Work instructions: Output the data word for word, dropping every image.

Figure dataset records:
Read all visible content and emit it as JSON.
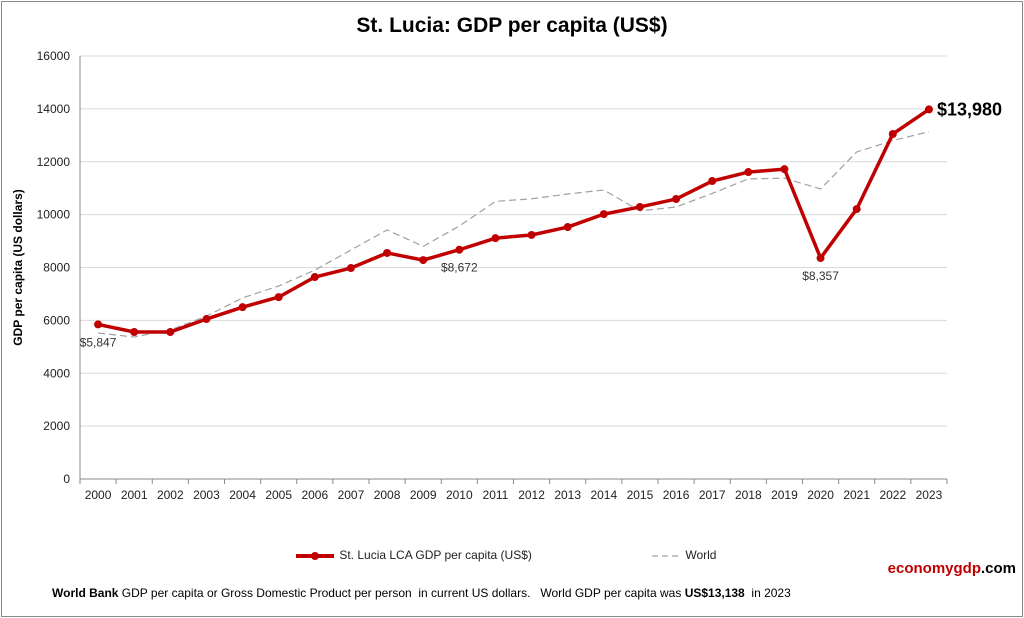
{
  "chart_data": {
    "type": "line",
    "title": "St. Lucia: GDP per capita (US$)",
    "ylabel": "GDP per capita (US dollars)",
    "xlabel": "",
    "ylim": [
      0,
      16000
    ],
    "yticks": [
      0,
      2000,
      4000,
      6000,
      8000,
      10000,
      12000,
      14000,
      16000
    ],
    "grid": true,
    "legend_placement": "bottom",
    "categories": [
      "2000",
      "2001",
      "2002",
      "2003",
      "2004",
      "2005",
      "2006",
      "2007",
      "2008",
      "2009",
      "2010",
      "2011",
      "2012",
      "2013",
      "2014",
      "2015",
      "2016",
      "2017",
      "2018",
      "2019",
      "2020",
      "2021",
      "2022",
      "2023"
    ],
    "series": [
      {
        "name": "St. Lucia LCA GDP per capita (US$)",
        "color": "#c00000",
        "style": "solid-markers",
        "values": [
          5847,
          5560,
          5560,
          6050,
          6500,
          6880,
          7640,
          7980,
          8550,
          8280,
          8672,
          9110,
          9230,
          9530,
          10020,
          10290,
          10590,
          11270,
          11610,
          11720,
          8357,
          10210,
          13050,
          13980
        ]
      },
      {
        "name": "World",
        "color": "#a0a0a0",
        "style": "dashed",
        "values": [
          5520,
          5370,
          5640,
          6160,
          6850,
          7300,
          7900,
          8660,
          9420,
          8800,
          9570,
          10500,
          10600,
          10780,
          10930,
          10140,
          10290,
          10800,
          11350,
          11380,
          10970,
          12370,
          12800,
          13138
        ]
      }
    ],
    "annotations": [
      {
        "category": "2000",
        "text": "$5,847"
      },
      {
        "category": "2010",
        "text": "$8,672"
      },
      {
        "category": "2020",
        "text": "$8,357"
      },
      {
        "category": "2023",
        "text": "$13,980"
      }
    ]
  },
  "footer": {
    "source_bold": "World Bank",
    "description": " GDP per capita or Gross Domestic Product per person  in current US dollars.   World GDP per capita was ",
    "world_value": "US$13,138",
    "year_text": "  in 2023"
  },
  "brand": {
    "part1": "economygdp",
    "part2": ".com"
  }
}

Task solution:
Read all visible content and emit it as JSON.
{
  "chart_data": {
    "type": "line",
    "title": "St. Lucia: GDP per capita (US$)",
    "ylabel": "GDP per capita (US dollars)",
    "xlabel": "",
    "ylim": [
      0,
      16000
    ],
    "yticks": [
      0,
      2000,
      4000,
      6000,
      8000,
      10000,
      12000,
      14000,
      16000
    ],
    "grid": true,
    "legend_placement": "bottom",
    "categories": [
      "2000",
      "2001",
      "2002",
      "2003",
      "2004",
      "2005",
      "2006",
      "2007",
      "2008",
      "2009",
      "2010",
      "2011",
      "2012",
      "2013",
      "2014",
      "2015",
      "2016",
      "2017",
      "2018",
      "2019",
      "2020",
      "2021",
      "2022",
      "2023"
    ],
    "series": [
      {
        "name": "St. Lucia LCA GDP per capita (US$)",
        "color": "#c00000",
        "style": "solid-markers",
        "values": [
          5847,
          5560,
          5560,
          6050,
          6500,
          6880,
          7640,
          7980,
          8550,
          8280,
          8672,
          9110,
          9230,
          9530,
          10020,
          10290,
          10590,
          11270,
          11610,
          11720,
          8357,
          10210,
          13050,
          13980
        ]
      },
      {
        "name": "World",
        "color": "#a0a0a0",
        "style": "dashed",
        "values": [
          5520,
          5370,
          5640,
          6160,
          6850,
          7300,
          7900,
          8660,
          9420,
          8800,
          9570,
          10500,
          10600,
          10780,
          10930,
          10140,
          10290,
          10800,
          11350,
          11380,
          10970,
          12370,
          12800,
          13138
        ]
      }
    ],
    "annotations": [
      {
        "category": "2000",
        "text": "$5,847"
      },
      {
        "category": "2010",
        "text": "$8,672"
      },
      {
        "category": "2020",
        "text": "$8,357"
      },
      {
        "category": "2023",
        "text": "$13,980"
      }
    ]
  },
  "footer": {
    "source_bold": "World Bank",
    "description": " GDP per capita or Gross Domestic Product per person  in current US dollars.   World GDP per capita was ",
    "world_value": "US$13,138",
    "year_text": "  in 2023"
  },
  "brand": {
    "part1": "economygdp",
    "part2": ".com"
  }
}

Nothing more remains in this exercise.